- [STATED EXERCISE]: Determine the number of lines containing the word "minutes", and state that figure alone.

Records from a dataset
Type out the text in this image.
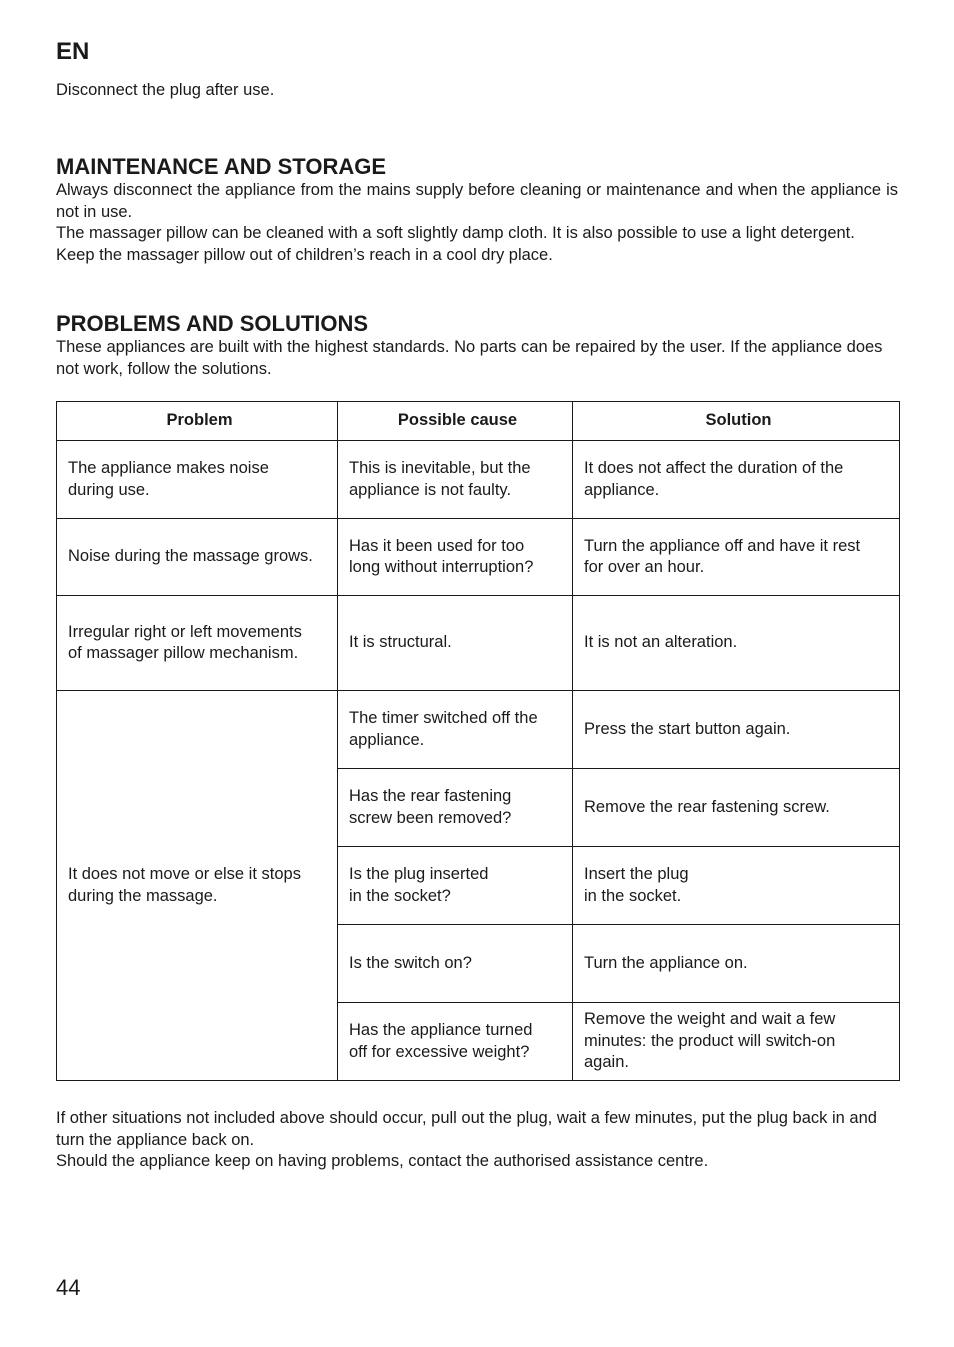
EN

Disconnect the plug after use.

MAINTENANCE AND STORAGE

Always disconnect the appliance from the mains supply before cleaning or maintenance and when the appliance is not in use.

The massager pillow can be cleaned with a soft slightly damp cloth. It is also possible to use a light detergent.

Keep the massager pillow out of children’s reach in a cool dry place.

PROBLEMS AND SOLUTIONS

These appliances are built with the highest standards. No parts can be repaired by the user. If the appliance does not work, follow the solutions.

Problem	Possible cause	Solution

The appliance makes noise
during use.	This is inevitable, but the
appliance is not faulty.	It does not affect the duration of the
appliance.

Noise during the massage grows.	Has it been used for too
long without interruption?	Turn the appliance off and have it rest
for over an hour.

Irregular right or left movements
of massager pillow mechanism.	It is structural.	It is not an alteration.

It does not move or else it stops
during the massage.	The timer switched off the
appliance.	Press the start button again.

	Has the rear fastening
screw been removed?	Remove the rear fastening screw.

	Is the plug inserted
in the socket?	Insert the plug
in the socket.

	Is the switch on?	Turn the appliance on.

	Has the appliance turned
off for excessive weight?	Remove the weight and wait a few
minutes: the product will switch-on
again.

If other situations not included above should occur, pull out the plug, wait a few minutes, put the plug back in and turn the appliance back on.

Should the appliance keep on having problems, contact the authorised assistance centre.

44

- [ANSWER TO THE TASK]: 2